> Supplied records
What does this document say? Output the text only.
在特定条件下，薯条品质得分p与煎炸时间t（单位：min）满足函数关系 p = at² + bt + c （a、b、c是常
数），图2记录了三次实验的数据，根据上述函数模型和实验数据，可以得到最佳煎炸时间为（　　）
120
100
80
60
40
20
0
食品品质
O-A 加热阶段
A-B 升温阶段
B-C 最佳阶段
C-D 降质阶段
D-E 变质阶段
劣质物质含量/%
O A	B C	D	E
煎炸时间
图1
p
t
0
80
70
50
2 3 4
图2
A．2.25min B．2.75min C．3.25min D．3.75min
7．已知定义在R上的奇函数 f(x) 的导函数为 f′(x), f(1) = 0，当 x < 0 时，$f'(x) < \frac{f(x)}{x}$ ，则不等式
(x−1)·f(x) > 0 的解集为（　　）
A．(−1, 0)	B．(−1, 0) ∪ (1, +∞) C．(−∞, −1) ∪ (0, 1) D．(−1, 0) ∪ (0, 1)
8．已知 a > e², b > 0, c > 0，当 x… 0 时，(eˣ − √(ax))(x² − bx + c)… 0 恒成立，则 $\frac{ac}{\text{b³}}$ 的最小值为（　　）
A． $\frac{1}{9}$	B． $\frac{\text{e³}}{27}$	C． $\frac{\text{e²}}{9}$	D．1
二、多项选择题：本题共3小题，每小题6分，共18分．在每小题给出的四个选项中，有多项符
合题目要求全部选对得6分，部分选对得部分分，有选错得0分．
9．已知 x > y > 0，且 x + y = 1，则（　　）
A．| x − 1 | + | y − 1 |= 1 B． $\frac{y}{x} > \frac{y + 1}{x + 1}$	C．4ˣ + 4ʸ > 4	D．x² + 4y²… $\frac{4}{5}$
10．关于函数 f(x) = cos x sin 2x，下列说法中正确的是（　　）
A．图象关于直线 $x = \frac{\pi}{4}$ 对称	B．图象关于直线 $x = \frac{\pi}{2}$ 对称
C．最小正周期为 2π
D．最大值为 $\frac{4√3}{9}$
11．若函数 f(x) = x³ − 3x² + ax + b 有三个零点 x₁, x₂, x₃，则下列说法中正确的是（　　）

> Task description
Identify the lines above with the word "frac". Copy them.

> Result
7．已知定义在R上的奇函数 f(x) 的导函数为 f′(x), f(1) = 0，当 x < 0 时，$f'(x) < \frac{f(x)}{x}$ ，则不等式
8．已知 a > e², b > 0, c > 0，当 x… 0 时，(eˣ − √(ax))(x² − bx + c)… 0 恒成立，则 $\frac{ac}{\text{b³}}$ 的最小值为（　　）
A． $\frac{1}{9}$	B． $\frac{\text{e³}}{27}$	C． $\frac{\text{e²}}{9}$	D．1
A．| x − 1 | + | y − 1 |= 1 B． $\frac{y}{x} > \frac{y + 1}{x + 1}$	C．4ˣ + 4ʸ > 4	D．x² + 4y²… $\frac{4}{5}$
A．图象关于直线 $x = \frac{\pi}{4}$ 对称	B．图象关于直线 $x = \frac{\pi}{2}$ 对称
D．最大值为 $\frac{4√3}{9}$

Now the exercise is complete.